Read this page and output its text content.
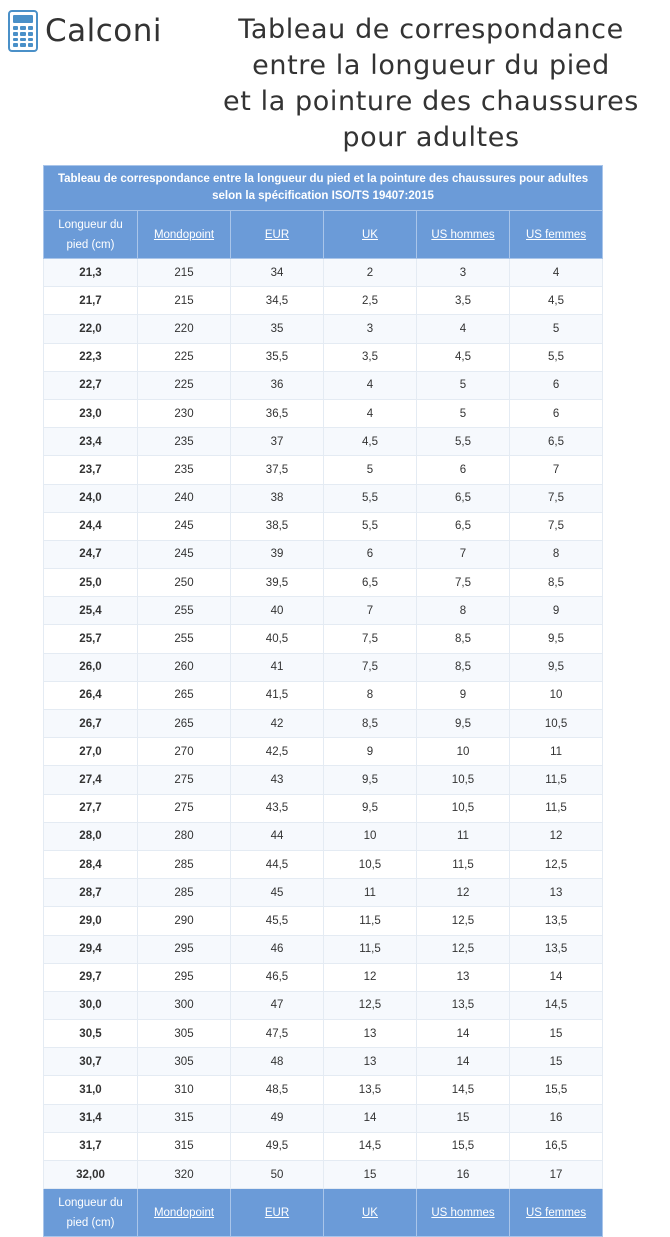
Calconi	Tableau de correspondance
entre la longueur du pied
et la pointure des chaussures
pour adultes
Tableau de correspondance entre la longueur du pied et la pointure des chaussures pour adultes selon la spécification ISO/TS 19407:2015					
Longueur du pied (cm)	Mondopoint	EUR	UK	US hommes	US femmes
21,3	215	34	2	3	4
21,7	215	34,5	2,5	3,5	4,5
22,0	220	35	3	4	5
22,3	225	35,5	3,5	4,5	5,5
22,7	225	36	4	5	6
23,0	230	36,5	4	5	6
23,4	235	37	4,5	5,5	6,5
23,7	235	37,5	5	6	7
24,0	240	38	5,5	6,5	7,5
24,4	245	38,5	5,5	6,5	7,5
24,7	245	39	6	7	8
25,0	250	39,5	6,5	7,5	8,5
25,4	255	40	7	8	9
25,7	255	40,5	7,5	8,5	9,5
26,0	260	41	7,5	8,5	9,5
26,4	265	41,5	8	9	10
26,7	265	42	8,5	9,5	10,5
27,0	270	42,5	9	10	11
27,4	275	43	9,5	10,5	11,5
27,7	275	43,5	9,5	10,5	11,5
28,0	280	44	10	11	12
28,4	285	44,5	10,5	11,5	12,5
28,7	285	45	11	12	13
29,0	290	45,5	11,5	12,5	13,5
29,4	295	46	11,5	12,5	13,5
29,7	295	46,5	12	13	14
30,0	300	47	12,5	13,5	14,5
30,5	305	47,5	13	14	15
30,7	305	48	13	14	15
31,0	310	48,5	13,5	14,5	15,5
31,4	315	49	14	15	16
31,7	315	49,5	14,5	15,5	16,5
32,00	320	50	15	16	17
Longueur du pied (cm)	Mondopoint	EUR	UK	US hommes	US femmes
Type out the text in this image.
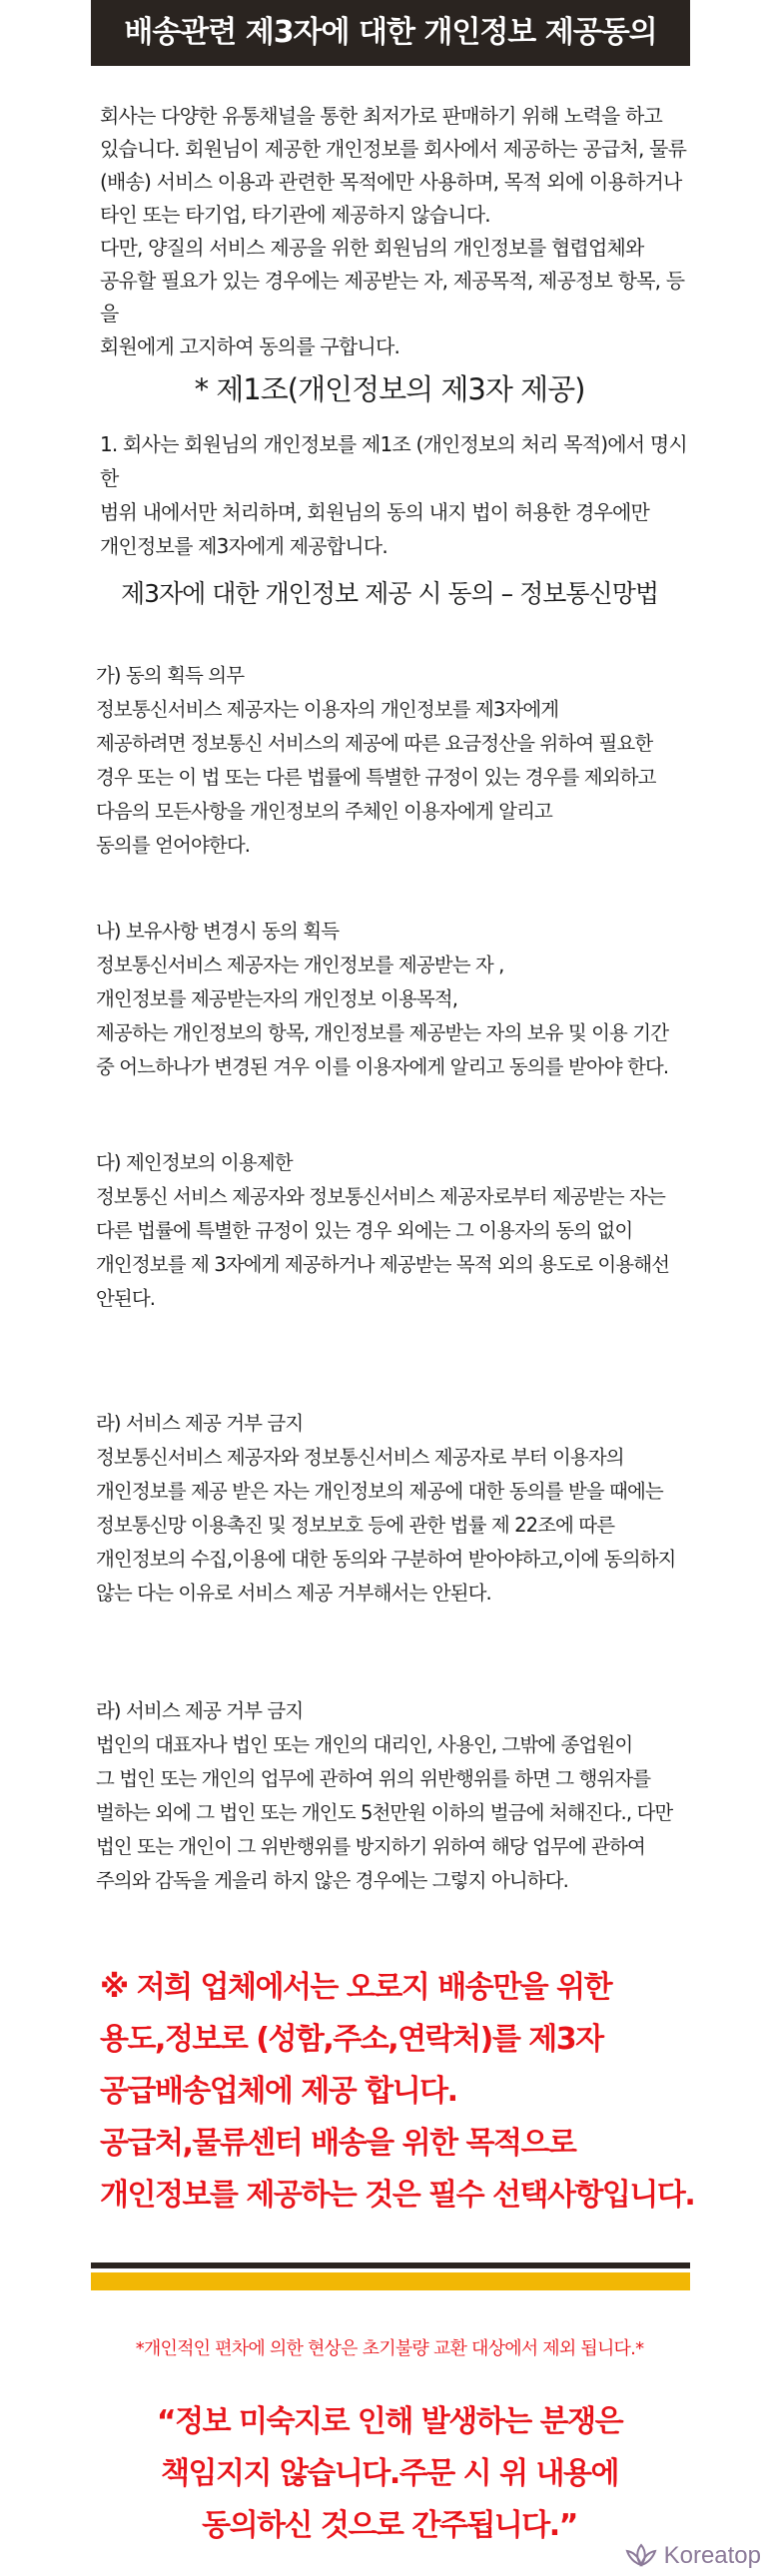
배송관련 제3자에 대한 개인정보 제공동의

회사는 다양한 유통채널을 통한 최저가로 판매하기 위해 노력을 하고

있습니다. 회원님이 제공한 개인정보를 회사에서 제공하는 공급처, 물류

(배송) 서비스 이용과 관련한 목적에만 사용하며, 목적 외에 이용하거나

타인 또는 타기업, 타기관에 제공하지 않습니다.

다만, 양질의 서비스 제공을 위한 회원님의 개인정보를 협렵업체와

공유할 필요가 있는 경우에는 제공받는 자, 제공목적, 제공정보 항목, 등을

회원에게 고지하여 동의를 구합니다.

* 제1조(개인정보의 제3자 제공)

1. 회사는 회원님의 개인정보를 제1조 (개인정보의 처리 목적)에서 명시한

범위 내에서만 처리하며, 회원님의 동의 내지 법이 허용한 경우에만

개인정보를 제3자에게 제공합니다.

제3자에 대한 개인정보 제공 시 동의 – 정보통신망법

가) 동의 획득 의무

정보통신서비스 제공자는 이용자의 개인정보를 제3자에게

제공하려면 정보통신 서비스의 제공에 따른 요금정산을 위하여 필요한

경우 또는 이 법 또는 다른 법률에 특별한 규정이 있는 경우를 제외하고

다음의 모든사항을 개인정보의 주체인 이용자에게 알리고

동의를 얻어야한다.

나) 보유사항 변경시 동의 획득

정보통신서비스 제공자는 개인정보를 제공받는 자 ,

개인정보를 제공받는자의 개인정보 이용목적,

제공하는 개인정보의 항목, 개인정보를 제공받는 자의 보유 및 이용 기간

중 어느하나가 변경된 겨우 이를 이용자에게 알리고 동의를 받아야 한다.

다) 제인정보의 이용제한

정보통신 서비스 제공자와 정보통신서비스 제공자로부터 제공받는 자는

다른 법률에 특별한 규정이 있는 경우 외에는 그 이용자의 동의 없이

개인정보를 제 3자에게 제공하거나 제공받는 목적 외의 용도로 이용해선

안된다.

라) 서비스 제공 거부 금지

정보통신서비스 제공자와 정보통신서비스 제공자로 부터 이용자의

개인정보를 제공 받은 자는 개인정보의 제공에 대한 동의를 받을 때에는

정보통신망 이용촉진 및 정보보호 등에 관한 법률 제 22조에 따른

개인정보의 수집,이용에 대한 동의와 구분하여 받아야하고,이에 동의하지

않는 다는 이유로 서비스 제공 거부해서는 안된다.

라) 서비스 제공 거부 금지

법인의 대표자나 법인 또는 개인의 대리인, 사용인, 그밖에 종업원이

그 법인 또는 개인의 업무에 관하여 위의 위반행위를 하면 그 행위자를

벌하는 외에 그 법인 또는 개인도 5천만원 이하의 벌금에 처해진다., 다만

법인 또는 개인이 그 위반행위를 방지하기 위하여 해당 업무에 관하여

주의와 감독을 게을리 하지 않은 경우에는 그렇지 아니하다.

※ 저희 업체에서는 오로지 배송만을 위한

용도,정보로 (성함,주소,연락처)를 제3자

공급배송업체에 제공 합니다.

공급처,물류센터 배송을 위한 목적으로

개인정보를 제공하는 것은 필수 선택사항입니다.

*개인적인 편차에 의한 현상은 초기불량 교환 대상에서 제외 됩니다.*

“정보 미숙지로 인해 발생하는 분쟁은

책임지지 않습니다.주문 시 위 내용에

동의하신 것으로 간주됩니다.”

Koreatop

************

* [TASK DESCRIPTION]:
Repeat the records above verbatim, with no pictures in the result.

* [SOLVED EXERCISE]:
Read this page and output its text content.
Calconi	Tableau de correspondance
entre la longueur du pied
et la pointure des chaussures
pour adultes
Tableau de correspondance entre la longueur du pied et la pointure des chaussures pour adultes selon la spécification ISO/TS 19407:2015					
Longueur du pied (cm)	Mondopoint	EUR	UK	US hommes	US femmes
21,3	215	34	2	3	4
21,7	215	34,5	2,5	3,5	4,5
22,0	220	35	3	4	5
22,3	225	35,5	3,5	4,5	5,5
22,7	225	36	4	5	6
23,0	230	36,5	4	5	6
23,4	235	37	4,5	5,5	6,5
23,7	235	37,5	5	6	7
24,0	240	38	5,5	6,5	7,5
24,4	245	38,5	5,5	6,5	7,5
24,7	245	39	6	7	8
25,0	250	39,5	6,5	7,5	8,5
25,4	255	40	7	8	9
25,7	255	40,5	7,5	8,5	9,5
26,0	260	41	7,5	8,5	9,5
26,4	265	41,5	8	9	10
26,7	265	42	8,5	9,5	10,5
27,0	270	42,5	9	10	11
27,4	275	43	9,5	10,5	11,5
27,7	275	43,5	9,5	10,5	11,5
28,0	280	44	10	11	12
28,4	285	44,5	10,5	11,5	12,5
28,7	285	45	11	12	13
29,0	290	45,5	11,5	12,5	13,5
29,4	295	46	11,5	12,5	13,5
29,7	295	46,5	12	13	14
30,0	300	47	12,5	13,5	14,5
30,5	305	47,5	13	14	15
30,7	305	48	13	14	15
31,0	310	48,5	13,5	14,5	15,5
31,4	315	49	14	15	16
31,7	315	49,5	14,5	15,5	16,5
32,00	320	50	15	16	17
Longueur du pied (cm)	Mondopoint	EUR	UK	US hommes	US femmes
Type out the text in this image.
배송관련 제3자에 대한 개인정보 제공동의

회사는 다양한 유통채널을 통한 최저가로 판매하기 위해 노력을 하고

있습니다. 회원님이 제공한 개인정보를 회사에서 제공하는 공급처, 물류

(배송) 서비스 이용과 관련한 목적에만 사용하며, 목적 외에 이용하거나

타인 또는 타기업, 타기관에 제공하지 않습니다.

다만, 양질의 서비스 제공을 위한 회원님의 개인정보를 협렵업체와

공유할 필요가 있는 경우에는 제공받는 자, 제공목적, 제공정보 항목, 등을

회원에게 고지하여 동의를 구합니다.

* 제1조(개인정보의 제3자 제공)

1. 회사는 회원님의 개인정보를 제1조 (개인정보의 처리 목적)에서 명시한

범위 내에서만 처리하며, 회원님의 동의 내지 법이 허용한 경우에만

개인정보를 제3자에게 제공합니다.

제3자에 대한 개인정보 제공 시 동의 – 정보통신망법

가) 동의 획득 의무

정보통신서비스 제공자는 이용자의 개인정보를 제3자에게

제공하려면 정보통신 서비스의 제공에 따른 요금정산을 위하여 필요한

경우 또는 이 법 또는 다른 법률에 특별한 규정이 있는 경우를 제외하고

다음의 모든사항을 개인정보의 주체인 이용자에게 알리고

동의를 얻어야한다.

나) 보유사항 변경시 동의 획득

정보통신서비스 제공자는 개인정보를 제공받는 자 ,

개인정보를 제공받는자의 개인정보 이용목적,

제공하는 개인정보의 항목, 개인정보를 제공받는 자의 보유 및 이용 기간

중 어느하나가 변경된 겨우 이를 이용자에게 알리고 동의를 받아야 한다.

다) 제인정보의 이용제한

정보통신 서비스 제공자와 정보통신서비스 제공자로부터 제공받는 자는

다른 법률에 특별한 규정이 있는 경우 외에는 그 이용자의 동의 없이

개인정보를 제 3자에게 제공하거나 제공받는 목적 외의 용도로 이용해선

안된다.

라) 서비스 제공 거부 금지

정보통신서비스 제공자와 정보통신서비스 제공자로 부터 이용자의

개인정보를 제공 받은 자는 개인정보의 제공에 대한 동의를 받을 때에는

정보통신망 이용촉진 및 정보보호 등에 관한 법률 제 22조에 따른

개인정보의 수집,이용에 대한 동의와 구분하여 받아야하고,이에 동의하지

않는 다는 이유로 서비스 제공 거부해서는 안된다.

라) 서비스 제공 거부 금지

법인의 대표자나 법인 또는 개인의 대리인, 사용인, 그밖에 종업원이

그 법인 또는 개인의 업무에 관하여 위의 위반행위를 하면 그 행위자를

벌하는 외에 그 법인 또는 개인도 5천만원 이하의 벌금에 처해진다., 다만

법인 또는 개인이 그 위반행위를 방지하기 위하여 해당 업무에 관하여

주의와 감독을 게을리 하지 않은 경우에는 그렇지 아니하다.

※ 저희 업체에서는 오로지 배송만을 위한

용도,정보로 (성함,주소,연락처)를 제3자

공급배송업체에 제공 합니다.

공급처,물류센터 배송을 위한 목적으로

개인정보를 제공하는 것은 필수 선택사항입니다.

*개인적인 편차에 의한 현상은 초기불량 교환 대상에서 제외 됩니다.*

“정보 미숙지로 인해 발생하는 분쟁은

책임지지 않습니다.주문 시 위 내용에

동의하신 것으로 간주됩니다.”

Koreatop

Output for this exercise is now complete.